## start Material for this task

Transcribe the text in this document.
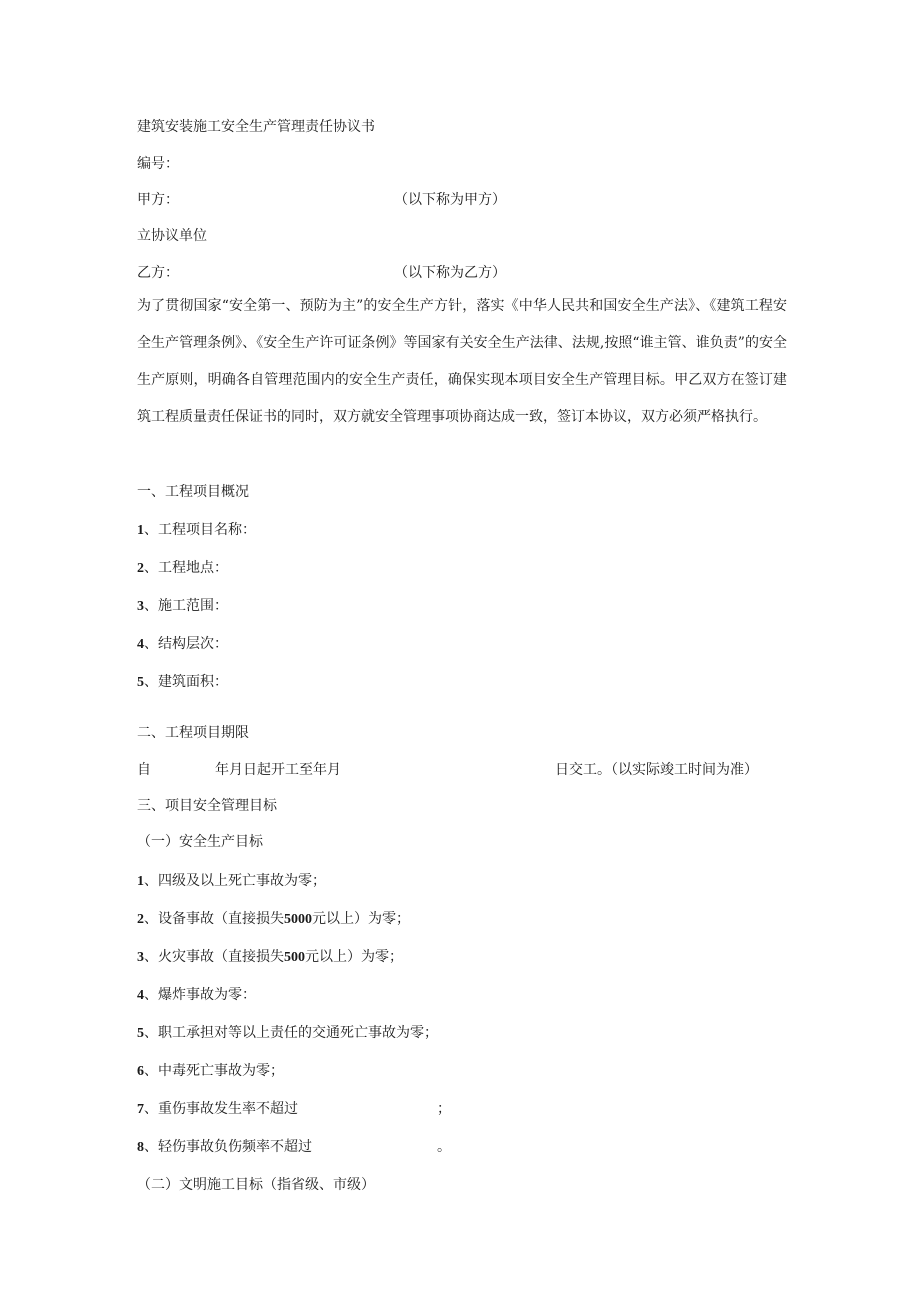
建筑安装施工安全生产管理责任协议书
编号：
甲方：	（以下称为甲方）
立协议单位
乙方：	（以下称为乙方）
为了贯彻国家“安全第一、预防为主”的安全生产方针，落实《中华人民共和国安全生产法》、《建筑工程安全生产管理条例》、《安全生产许可证条例》等国家有关安全生产法律、法规,按照“谁主管、谁负责”的安全生产原则，明确各自管理范围内的安全生产责任，确保实现本项目安全生产管理目标。甲乙双方在签订建筑工程质量责任保证书的同时，双方就安全管理事项协商达成一致，签订本协议，双方必须严格执行。
一、工程项目概况
1、工程项目名称：
2、工程地点：
3、施工范围：
4、结构层次：
5、建筑面积：
二、工程项目期限
自	年月日起开工至年月	日交工。（以实际竣工时间为准）
三、项目安全管理目标
（一）安全生产目标
1、四级及以上死亡事故为零；
2、设备事故（直接损失5000元以上）为零；
3、火灾事故（直接损失500元以上）为零；
4、爆炸事故为零：
5、职工承担对等以上责任的交通死亡事故为零；
6、中毒死亡事故为零；
7、重伤事故发生率不超过	；
8、轻伤事故负伤频率不超过	。
（二）文明施工目标（指省级、市级）
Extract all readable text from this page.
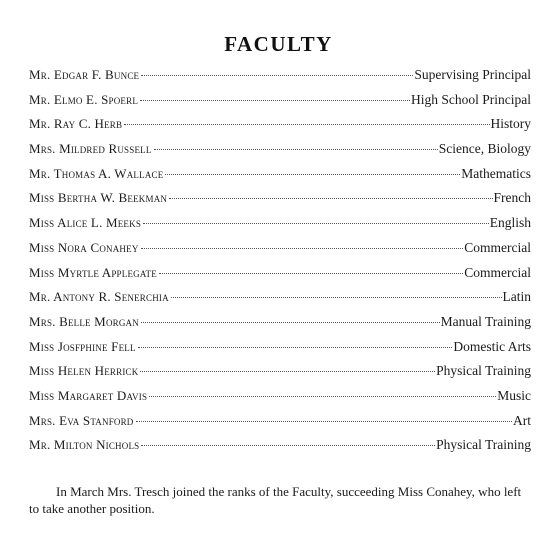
FACULTY
Mr. Edgar F. Bunce	Supervising Principal
Mr. Elmo E. Spoerl	High School Principal
Mr. Ray C. Herb	History
Mrs. Mildred Russell	Science, Biology
Mr. Thomas A. Wallace	Mathematics
Miss Bertha W. Beekman	French
Miss Alice L. Meeks	English
Miss Nora Conahey	Commercial
Miss Myrtle Applegate	Commercial
Mr. Antony R. Senerchia	Latin
Mrs. Belle Morgan	Manual Training
Miss Josfphine Fell	Domestic Arts
Miss Helen Herrick	Physical Training
Miss Margaret Davis	Music
Mrs. Eva Stanford	Art
Mr. Milton Nichols	Physical Training

In March Mrs. Tresch joined the ranks of the Faculty, succeeding Miss Conahey, who left to take another position.
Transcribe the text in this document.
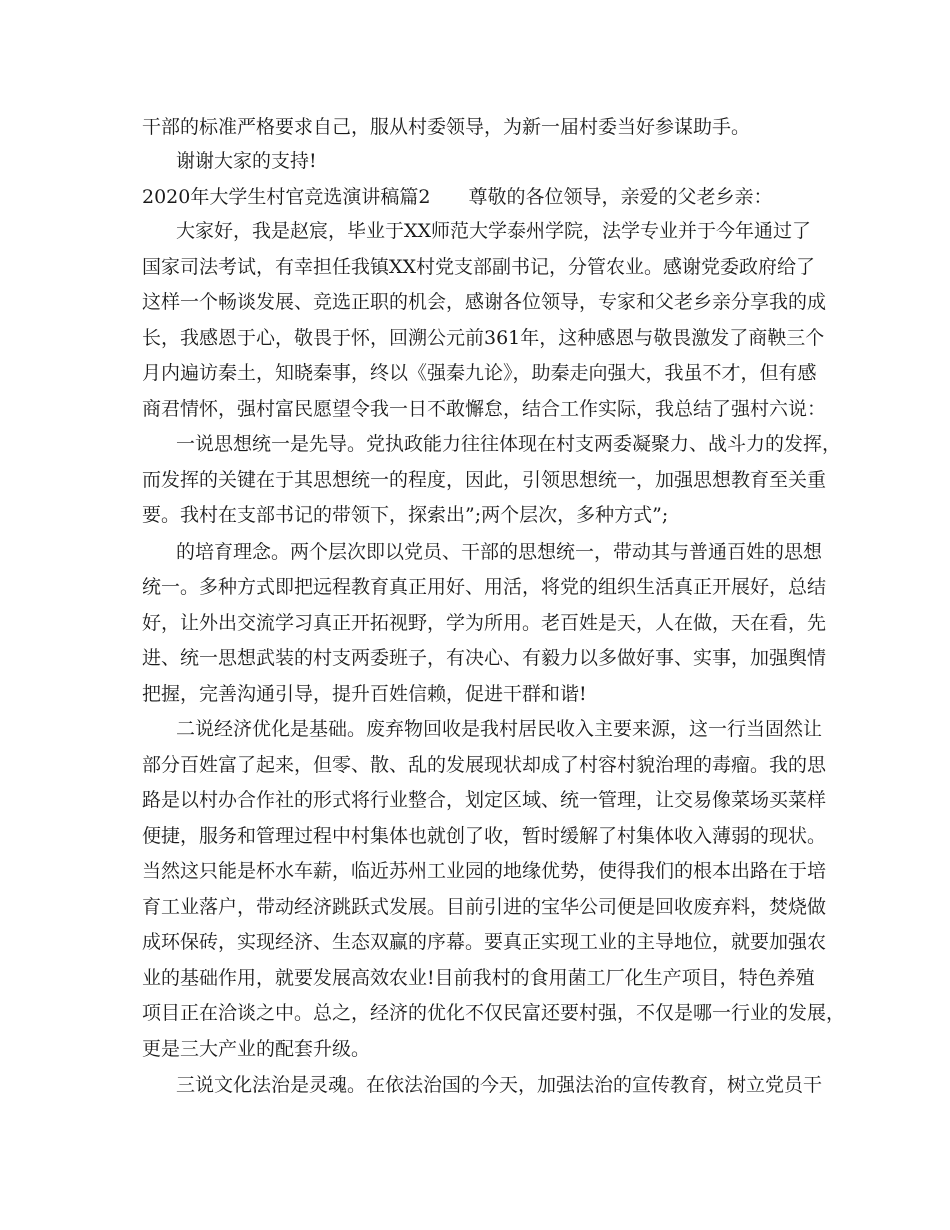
干部的标准严格要求自己，服从村委领导，为新一届村委当好参谋助手。
谢谢大家的支持!
2020年大学生村官竞选演讲稿篇2　　尊敬的各位领导，亲爱的父老乡亲：
大家好，我是赵宸，毕业于XX师范大学泰州学院，法学专业并于今年通过了
国家司法考试，有幸担任我镇XX村党支部副书记，分管农业。感谢党委政府给了
这样一个畅谈发展、竞选正职的机会，感谢各位领导，专家和父老乡亲分享我的成
长，我感恩于心，敬畏于怀，回溯公元前361年，这种感恩与敬畏激发了商鞅三个
月内遍访秦土，知晓秦事，终以《强秦九论》，助秦走向强大，我虽不才，但有感
商君情怀，强村富民愿望令我一日不敢懈怠，结合工作实际，我总结了强村六说：
一说思想统一是先导。党执政能力往往体现在村支两委凝聚力、战斗力的发挥，
而发挥的关键在于其思想统一的程度，因此，引领思想统一，加强思想教育至关重
要。我村在支部书记的带领下，探索出”;两个层次，多种方式”;
的培育理念。两个层次即以党员、干部的思想统一，带动其与普通百姓的思想
统一。多种方式即把远程教育真正用好、用活，将党的组织生活真正开展好，总结
好，让外出交流学习真正开拓视野，学为所用。老百姓是天，人在做，天在看，先
进、统一思想武装的村支两委班子，有决心、有毅力以多做好事、实事，加强舆情
把握，完善沟通引导，提升百姓信赖，促进干群和谐!
二说经济优化是基础。废弃物回收是我村居民收入主要来源，这一行当固然让
部分百姓富了起来，但零、散、乱的发展现状却成了村容村貌治理的毒瘤。我的思
路是以村办合作社的形式将行业整合，划定区域、统一管理，让交易像菜场买菜样
便捷，服务和管理过程中村集体也就创了收，暂时缓解了村集体收入薄弱的现状。
当然这只能是杯水车薪，临近苏州工业园的地缘优势，使得我们的根本出路在于培
育工业落户，带动经济跳跃式发展。目前引进的宝华公司便是回收废弃料，焚烧做
成环保砖，实现经济、生态双赢的序幕。要真正实现工业的主导地位，就要加强农
业的基础作用，就要发展高效农业!目前我村的食用菌工厂化生产项目，特色养殖
项目正在洽谈之中。总之，经济的优化不仅民富还要村强，不仅是哪一行业的发展，
更是三大产业的配套升级。
三说文化法治是灵魂。在依法治国的今天，加强法治的宣传教育，树立党员干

## end Material for this task

Exercise prompt:
Return every line in the listing that contains the word "Commercial".

Expected output:
Miss Nora Conahey	Commercial
Miss Myrtle Applegate	Commercial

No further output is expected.